— begin —
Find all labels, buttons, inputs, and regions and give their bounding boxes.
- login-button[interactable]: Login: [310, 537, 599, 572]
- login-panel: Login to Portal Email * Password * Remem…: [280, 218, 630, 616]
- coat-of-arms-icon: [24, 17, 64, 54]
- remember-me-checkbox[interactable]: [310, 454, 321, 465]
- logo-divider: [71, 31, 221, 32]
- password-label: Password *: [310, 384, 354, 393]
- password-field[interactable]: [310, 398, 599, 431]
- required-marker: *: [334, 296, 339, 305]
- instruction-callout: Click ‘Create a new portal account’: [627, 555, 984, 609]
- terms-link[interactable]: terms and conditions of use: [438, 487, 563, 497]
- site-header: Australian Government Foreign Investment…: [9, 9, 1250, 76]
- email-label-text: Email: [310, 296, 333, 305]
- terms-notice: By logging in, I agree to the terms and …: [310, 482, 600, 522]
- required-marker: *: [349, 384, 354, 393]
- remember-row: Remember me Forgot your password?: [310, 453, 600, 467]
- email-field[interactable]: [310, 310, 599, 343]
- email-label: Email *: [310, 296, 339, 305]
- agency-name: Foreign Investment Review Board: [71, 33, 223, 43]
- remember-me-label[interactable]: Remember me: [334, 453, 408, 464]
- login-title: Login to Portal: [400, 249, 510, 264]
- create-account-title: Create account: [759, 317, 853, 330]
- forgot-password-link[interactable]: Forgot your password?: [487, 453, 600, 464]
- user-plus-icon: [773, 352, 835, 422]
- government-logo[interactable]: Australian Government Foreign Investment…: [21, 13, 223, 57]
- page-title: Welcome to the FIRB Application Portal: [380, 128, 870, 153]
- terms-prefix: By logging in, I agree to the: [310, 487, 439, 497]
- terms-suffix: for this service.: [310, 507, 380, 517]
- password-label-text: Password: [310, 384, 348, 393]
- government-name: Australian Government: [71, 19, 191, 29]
— end —
Reproduce every one of the lines above verbatim, in the same order.

_Finished task_
Find all labels, buttons, inputs, and regions and give their bounding boxes.
- login-button[interactable]: Login: [310, 537, 599, 572]
- login-panel: Login to Portal Email * Password * Remem…: [280, 218, 630, 616]
- coat-of-arms-icon: [24, 17, 64, 54]
- remember-me-checkbox[interactable]: [310, 454, 321, 465]
- logo-divider: [71, 31, 221, 32]
- password-label: Password *: [310, 384, 354, 393]
- password-field[interactable]: [310, 398, 599, 431]
- required-marker: *: [334, 296, 339, 305]
- instruction-callout: Click ‘Create a new portal account’: [627, 555, 984, 609]
- terms-link[interactable]: terms and conditions of use: [438, 487, 563, 497]
- site-header: Australian Government Foreign Investment…: [9, 9, 1250, 76]
- email-label-text: Email: [310, 296, 333, 305]
- terms-notice: By logging in, I agree to the terms and …: [310, 482, 600, 522]
- required-marker: *: [349, 384, 354, 393]
- remember-row: Remember me Forgot your password?: [310, 453, 600, 467]
- email-field[interactable]: [310, 310, 599, 343]
- email-label: Email *: [310, 296, 339, 305]
- agency-name: Foreign Investment Review Board: [71, 33, 223, 43]
- remember-me-label[interactable]: Remember me: [334, 453, 408, 464]
- login-title: Login to Portal: [400, 249, 510, 264]
- create-account-title: Create account: [759, 317, 853, 330]
- forgot-password-link[interactable]: Forgot your password?: [487, 453, 600, 464]
- user-plus-icon: [773, 352, 835, 422]
- government-logo[interactable]: Australian Government Foreign Investment…: [21, 13, 223, 57]
- page-title: Welcome to the FIRB Application Portal: [380, 128, 870, 153]
- terms-prefix: By logging in, I agree to the: [310, 487, 439, 497]
- terms-suffix: for this service.: [310, 507, 380, 517]
- password-label-text: Password: [310, 384, 348, 393]
- government-name: Australian Government: [71, 19, 191, 29]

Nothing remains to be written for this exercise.